Work to do:
Copy the material below line for line, with no changes.

Materials provided:
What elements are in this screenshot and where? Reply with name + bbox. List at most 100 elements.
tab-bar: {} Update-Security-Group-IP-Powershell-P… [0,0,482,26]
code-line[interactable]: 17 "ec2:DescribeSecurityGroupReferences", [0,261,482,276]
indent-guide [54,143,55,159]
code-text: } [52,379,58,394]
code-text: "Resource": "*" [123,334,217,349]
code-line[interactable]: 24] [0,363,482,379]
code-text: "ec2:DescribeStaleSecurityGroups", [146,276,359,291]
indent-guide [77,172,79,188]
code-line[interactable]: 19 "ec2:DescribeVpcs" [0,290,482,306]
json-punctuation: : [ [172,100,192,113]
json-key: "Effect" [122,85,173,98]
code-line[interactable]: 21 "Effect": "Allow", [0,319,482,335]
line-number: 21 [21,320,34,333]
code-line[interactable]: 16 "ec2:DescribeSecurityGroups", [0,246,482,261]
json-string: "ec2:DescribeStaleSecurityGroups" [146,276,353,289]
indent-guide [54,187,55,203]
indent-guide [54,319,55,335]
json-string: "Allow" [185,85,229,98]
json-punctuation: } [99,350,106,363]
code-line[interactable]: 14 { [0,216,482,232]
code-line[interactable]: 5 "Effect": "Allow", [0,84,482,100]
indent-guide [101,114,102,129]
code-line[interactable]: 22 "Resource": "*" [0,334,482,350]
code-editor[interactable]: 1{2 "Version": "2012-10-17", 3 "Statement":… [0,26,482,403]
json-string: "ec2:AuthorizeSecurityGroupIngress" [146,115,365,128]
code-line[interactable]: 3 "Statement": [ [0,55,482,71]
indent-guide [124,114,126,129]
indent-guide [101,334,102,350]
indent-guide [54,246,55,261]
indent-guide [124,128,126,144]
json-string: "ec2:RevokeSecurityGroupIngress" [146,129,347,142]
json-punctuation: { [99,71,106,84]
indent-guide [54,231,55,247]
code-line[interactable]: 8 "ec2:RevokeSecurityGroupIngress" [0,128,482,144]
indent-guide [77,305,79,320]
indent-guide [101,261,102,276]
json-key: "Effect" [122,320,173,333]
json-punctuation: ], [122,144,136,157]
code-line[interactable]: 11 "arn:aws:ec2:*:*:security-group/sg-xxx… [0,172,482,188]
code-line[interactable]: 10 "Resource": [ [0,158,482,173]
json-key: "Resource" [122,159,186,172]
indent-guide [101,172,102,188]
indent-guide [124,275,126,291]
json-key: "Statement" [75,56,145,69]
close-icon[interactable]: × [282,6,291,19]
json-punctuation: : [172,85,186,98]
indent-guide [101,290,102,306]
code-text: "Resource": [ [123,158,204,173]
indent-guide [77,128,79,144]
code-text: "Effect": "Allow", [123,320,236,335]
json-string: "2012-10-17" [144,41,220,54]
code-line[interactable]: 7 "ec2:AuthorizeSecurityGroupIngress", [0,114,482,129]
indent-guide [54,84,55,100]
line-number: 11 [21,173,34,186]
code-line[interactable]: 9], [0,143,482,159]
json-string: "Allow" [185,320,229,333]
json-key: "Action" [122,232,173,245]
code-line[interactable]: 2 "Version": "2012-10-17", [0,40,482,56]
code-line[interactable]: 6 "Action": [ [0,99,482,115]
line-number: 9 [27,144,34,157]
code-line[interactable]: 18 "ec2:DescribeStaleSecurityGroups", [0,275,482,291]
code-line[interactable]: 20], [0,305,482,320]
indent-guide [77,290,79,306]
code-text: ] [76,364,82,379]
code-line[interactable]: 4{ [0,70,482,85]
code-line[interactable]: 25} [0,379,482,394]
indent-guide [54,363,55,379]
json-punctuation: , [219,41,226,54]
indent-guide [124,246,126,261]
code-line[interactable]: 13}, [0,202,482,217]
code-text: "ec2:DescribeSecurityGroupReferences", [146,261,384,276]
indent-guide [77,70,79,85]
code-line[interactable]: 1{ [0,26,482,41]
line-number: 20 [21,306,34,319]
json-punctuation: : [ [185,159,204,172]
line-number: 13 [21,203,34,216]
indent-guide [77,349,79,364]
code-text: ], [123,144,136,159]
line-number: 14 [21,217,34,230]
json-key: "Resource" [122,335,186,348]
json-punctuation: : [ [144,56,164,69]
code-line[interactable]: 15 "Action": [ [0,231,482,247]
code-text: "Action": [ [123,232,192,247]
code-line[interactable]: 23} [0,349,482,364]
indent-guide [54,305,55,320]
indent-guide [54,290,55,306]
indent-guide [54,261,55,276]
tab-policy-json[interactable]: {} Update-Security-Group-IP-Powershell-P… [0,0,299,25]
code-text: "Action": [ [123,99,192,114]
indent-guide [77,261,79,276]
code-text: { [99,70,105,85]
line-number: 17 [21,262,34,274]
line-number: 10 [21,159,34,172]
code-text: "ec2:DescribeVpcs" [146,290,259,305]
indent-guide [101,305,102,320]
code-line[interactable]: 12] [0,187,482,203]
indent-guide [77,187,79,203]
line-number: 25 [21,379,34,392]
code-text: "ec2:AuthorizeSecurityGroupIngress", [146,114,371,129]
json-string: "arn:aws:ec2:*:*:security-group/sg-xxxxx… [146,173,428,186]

Answer to this problem:
What elements are in this screenshot and where? Reply with name + bbox. List at most 100 elements.
tab-bar: {} Update-Security-Group-IP-Powershell-P… [0,0,482,26]
code-line[interactable]: 17 "ec2:DescribeSecurityGroupReferences", [0,261,482,276]
indent-guide [54,143,55,159]
code-text: } [52,379,58,394]
code-text: "Resource": "*" [123,334,217,349]
code-line[interactable]: 24] [0,363,482,379]
code-text: "ec2:DescribeStaleSecurityGroups", [146,276,359,291]
indent-guide [77,172,79,188]
code-line[interactable]: 19 "ec2:DescribeVpcs" [0,290,482,306]
json-punctuation: : [ [172,100,192,113]
json-key: "Effect" [122,85,173,98]
code-line[interactable]: 21 "Effect": "Allow", [0,319,482,335]
line-number: 21 [21,320,34,333]
code-line[interactable]: 16 "ec2:DescribeSecurityGroups", [0,246,482,261]
json-string: "ec2:DescribeStaleSecurityGroups" [146,276,353,289]
indent-guide [54,187,55,203]
indent-guide [54,319,55,335]
json-string: "Allow" [185,85,229,98]
json-punctuation: } [99,350,106,363]
code-line[interactable]: 14 { [0,216,482,232]
code-line[interactable]: 5 "Effect": "Allow", [0,84,482,100]
indent-guide [101,114,102,129]
code-line[interactable]: 22 "Resource": "*" [0,334,482,350]
code-editor[interactable]: 1{2 "Version": "2012-10-17", 3 "Statement":… [0,26,482,403]
json-string: "ec2:AuthorizeSecurityGroupIngress" [146,115,365,128]
code-line[interactable]: 3 "Statement": [ [0,55,482,71]
indent-guide [124,114,126,129]
indent-guide [101,334,102,350]
indent-guide [54,246,55,261]
indent-guide [124,128,126,144]
json-string: "ec2:RevokeSecurityGroupIngress" [146,129,347,142]
json-punctuation: { [99,71,106,84]
indent-guide [54,231,55,247]
code-line[interactable]: 8 "ec2:RevokeSecurityGroupIngress" [0,128,482,144]
indent-guide [77,305,79,320]
indent-guide [101,261,102,276]
json-key: "Effect" [122,320,173,333]
json-punctuation: ], [122,144,136,157]
code-line[interactable]: 11 "arn:aws:ec2:*:*:security-group/sg-xxx… [0,172,482,188]
code-line[interactable]: 10 "Resource": [ [0,158,482,173]
json-key: "Resource" [122,159,186,172]
indent-guide [101,172,102,188]
indent-guide [124,275,126,291]
json-key: "Statement" [75,56,145,69]
close-icon[interactable]: × [282,6,291,19]
json-punctuation: : [172,85,186,98]
indent-guide [101,290,102,306]
code-text: "Resource": [ [123,158,204,173]
indent-guide [77,128,79,144]
code-text: "Effect": "Allow", [123,320,236,335]
json-string: "2012-10-17" [144,41,220,54]
code-line[interactable]: 7 "ec2:AuthorizeSecurityGroupIngress", [0,114,482,129]
indent-guide [54,84,55,100]
line-number: 11 [21,173,34,186]
code-line[interactable]: 9], [0,143,482,159]
json-string: "Allow" [185,320,229,333]
json-key: "Action" [122,232,173,245]
code-line[interactable]: 2 "Version": "2012-10-17", [0,40,482,56]
code-line[interactable]: 6 "Action": [ [0,99,482,115]
line-number: 9 [27,144,34,157]
code-line[interactable]: 18 "ec2:DescribeStaleSecurityGroups", [0,275,482,291]
code-line[interactable]: 20], [0,305,482,320]
indent-guide [77,290,79,306]
code-text: ] [76,364,82,379]
code-line[interactable]: 4{ [0,70,482,85]
code-line[interactable]: 25} [0,379,482,394]
indent-guide [54,363,55,379]
json-punctuation: , [219,41,226,54]
indent-guide [124,246,126,261]
code-line[interactable]: 13}, [0,202,482,217]
code-text: "ec2:DescribeSecurityGroupReferences", [146,261,384,276]
indent-guide [77,70,79,85]
code-line[interactable]: 1{ [0,26,482,41]
line-number: 20 [21,306,34,319]
json-punctuation: : [ [185,159,204,172]
line-number: 13 [21,203,34,216]
indent-guide [77,349,79,364]
code-text: ], [123,144,136,159]
line-number: 14 [21,217,34,230]
json-key: "Resource" [122,335,186,348]
json-punctuation: : [ [144,56,164,69]
code-line[interactable]: 15 "Action": [ [0,231,482,247]
code-text: "Action": [ [123,232,192,247]
code-line[interactable]: 23} [0,349,482,364]
indent-guide [54,305,55,320]
indent-guide [54,290,55,306]
indent-guide [54,261,55,276]
tab-policy-json[interactable]: {} Update-Security-Group-IP-Powershell-P… [0,0,299,25]
code-text: "Action": [ [123,99,192,114]
indent-guide [77,261,79,276]
code-text: { [99,70,105,85]
line-number: 17 [21,262,34,274]
line-number: 10 [21,159,34,172]
code-text: "ec2:DescribeVpcs" [146,290,259,305]
indent-guide [101,305,102,320]
code-line[interactable]: 12] [0,187,482,203]
indent-guide [77,187,79,203]
line-number: 25 [21,379,34,392]
code-text: "ec2:AuthorizeSecurityGroupIngress", [146,114,371,129]
json-string: "arn:aws:ec2:*:*:security-group/sg-xxxxx… [146,173,428,186]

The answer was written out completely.